We have been marking the centenary of the Armistice. Here’s a story from exactly 100 years ago which typifies feelings throughout the land, and abroad, in 1918 – sentiment which has been repeated all over again a century later.
November 14th 1918
Wanganui Justices of the Peace and members of the Law Society attended a special sitting of the Magistrate’s Court today to pass on their congratulations on the result of the war and to assure the presiding Magistrate, Mr Wyvern Wilson, S.M., of their loyalty and allegiance to the Crown.
Mr Louis Cohen, President of the Wanganui Law Society, said they had assembled in the midst of their gratitude and rejoicing to do honour to their liege lord, the King, and to his Worship as the King’s representative in Wanganui, and to express their loyalty and gratitude.

Directive: In the Armistice centenary text, who was President of the Wanganui Law Society?

Provided data:
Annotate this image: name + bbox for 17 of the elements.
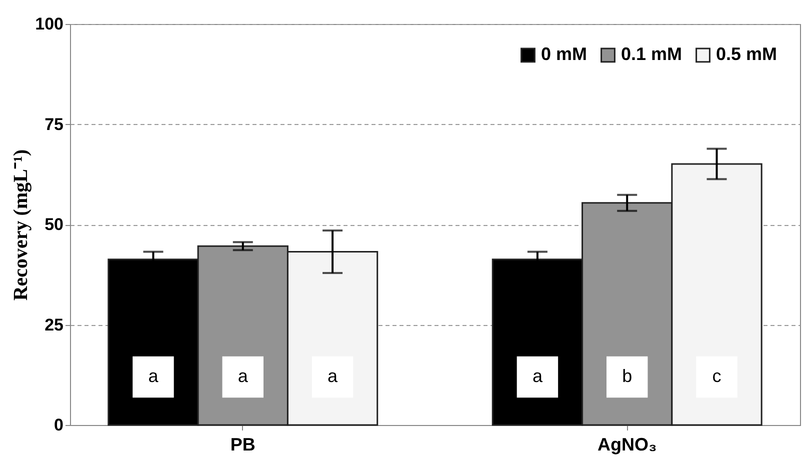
legend-label: 0 mM [541, 44, 588, 64]
y-tick-label: 75 [44, 114, 64, 134]
annotation: a [238, 366, 249, 386]
annotation: a [148, 366, 160, 386]
x-tick-label: AgNO₃ [597, 434, 657, 454]
y-axis-title: Recovery (mgL⁻¹) [10, 149, 32, 301]
legend-label: 0.5 mM [716, 44, 778, 64]
y-tick-label: 50 [44, 215, 64, 234]
y-tick-label: 100 [35, 14, 64, 34]
y-tick-label: 25 [44, 315, 64, 334]
annotation: a [532, 366, 544, 386]
legend-label: 0.1 mM [621, 44, 682, 64]
annotation: a [328, 366, 339, 386]
annotation: b [622, 366, 632, 386]
annotation: c [712, 366, 722, 386]
x-tick-label: PB [230, 434, 256, 454]
y-tick-label: 0 [54, 416, 64, 434]
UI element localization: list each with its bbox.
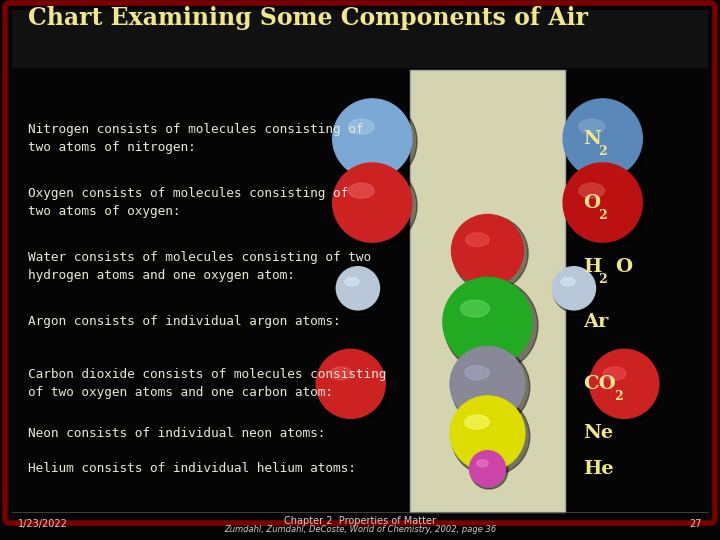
Ellipse shape (345, 278, 359, 286)
Text: Carbon dioxide consists of molecules consisting
of two oxygen atoms and one carb: Carbon dioxide consists of molecules con… (28, 368, 387, 399)
Ellipse shape (465, 366, 489, 380)
Ellipse shape (470, 451, 508, 489)
Text: Water consists of molecules consisting of two
hydrogen atoms and one oxygen atom: Water consists of molecules consisting o… (28, 251, 371, 282)
FancyBboxPatch shape (12, 10, 708, 68)
Ellipse shape (451, 348, 530, 426)
Text: He: He (583, 460, 613, 478)
Ellipse shape (564, 100, 647, 183)
Ellipse shape (334, 100, 417, 183)
Ellipse shape (443, 278, 532, 367)
Text: H: H (583, 258, 601, 276)
Ellipse shape (603, 367, 626, 380)
Text: 1/23/2022: 1/23/2022 (18, 519, 68, 529)
Ellipse shape (466, 233, 489, 247)
Text: Chart Examining Some Components of Air: Chart Examining Some Components of Air (28, 6, 588, 30)
Text: Nitrogen consists of molecules consisting of
two atoms of nitrogen:: Nitrogen consists of molecules consistin… (28, 123, 364, 154)
Text: 27: 27 (690, 519, 702, 529)
Ellipse shape (469, 451, 505, 487)
Ellipse shape (561, 278, 575, 286)
Text: Ne: Ne (583, 424, 613, 442)
Text: 2: 2 (598, 145, 607, 158)
Ellipse shape (450, 346, 525, 421)
Text: 2: 2 (598, 209, 607, 222)
Text: 2: 2 (614, 390, 623, 403)
Ellipse shape (316, 349, 385, 418)
Ellipse shape (465, 415, 489, 429)
Text: CO: CO (583, 375, 616, 393)
Ellipse shape (318, 350, 390, 423)
Ellipse shape (590, 349, 659, 418)
Ellipse shape (348, 183, 374, 198)
Text: Zumdahl, Zumdahl, DeCoste, World of Chemistry, 2002, page 36: Zumdahl, Zumdahl, DeCoste, World of Chem… (224, 525, 496, 535)
Ellipse shape (451, 214, 523, 287)
Ellipse shape (579, 183, 605, 198)
Ellipse shape (453, 215, 528, 291)
Ellipse shape (333, 99, 412, 178)
Ellipse shape (477, 460, 488, 467)
Text: O: O (616, 258, 633, 276)
Ellipse shape (461, 300, 490, 317)
Ellipse shape (591, 350, 663, 423)
Ellipse shape (330, 367, 352, 380)
Text: Neon consists of individual neon atoms:: Neon consists of individual neon atoms: (28, 427, 325, 440)
Ellipse shape (450, 396, 525, 471)
Text: Chapter 2  Properties of Matter: Chapter 2 Properties of Matter (284, 516, 436, 526)
Ellipse shape (451, 397, 530, 476)
FancyBboxPatch shape (410, 70, 565, 512)
Ellipse shape (337, 267, 382, 313)
Ellipse shape (348, 119, 374, 134)
Text: 2: 2 (598, 273, 607, 286)
Ellipse shape (564, 164, 647, 247)
Ellipse shape (333, 163, 412, 242)
Ellipse shape (552, 267, 595, 310)
Ellipse shape (563, 99, 642, 178)
Text: Helium consists of individual helium atoms:: Helium consists of individual helium ato… (28, 462, 356, 475)
Ellipse shape (563, 163, 642, 242)
Text: Ar: Ar (583, 313, 608, 331)
Ellipse shape (579, 119, 605, 134)
Ellipse shape (444, 279, 538, 373)
Text: Oxygen consists of molecules consisting of
two atoms of oxygen:: Oxygen consists of molecules consisting … (28, 187, 348, 218)
Ellipse shape (334, 164, 417, 247)
FancyBboxPatch shape (5, 3, 715, 523)
Text: Argon consists of individual argon atoms:: Argon consists of individual argon atoms… (28, 315, 341, 328)
Ellipse shape (336, 267, 379, 310)
Ellipse shape (553, 267, 598, 313)
Text: O: O (583, 194, 600, 212)
Text: N: N (583, 130, 601, 147)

Result: Mr Louis Cohen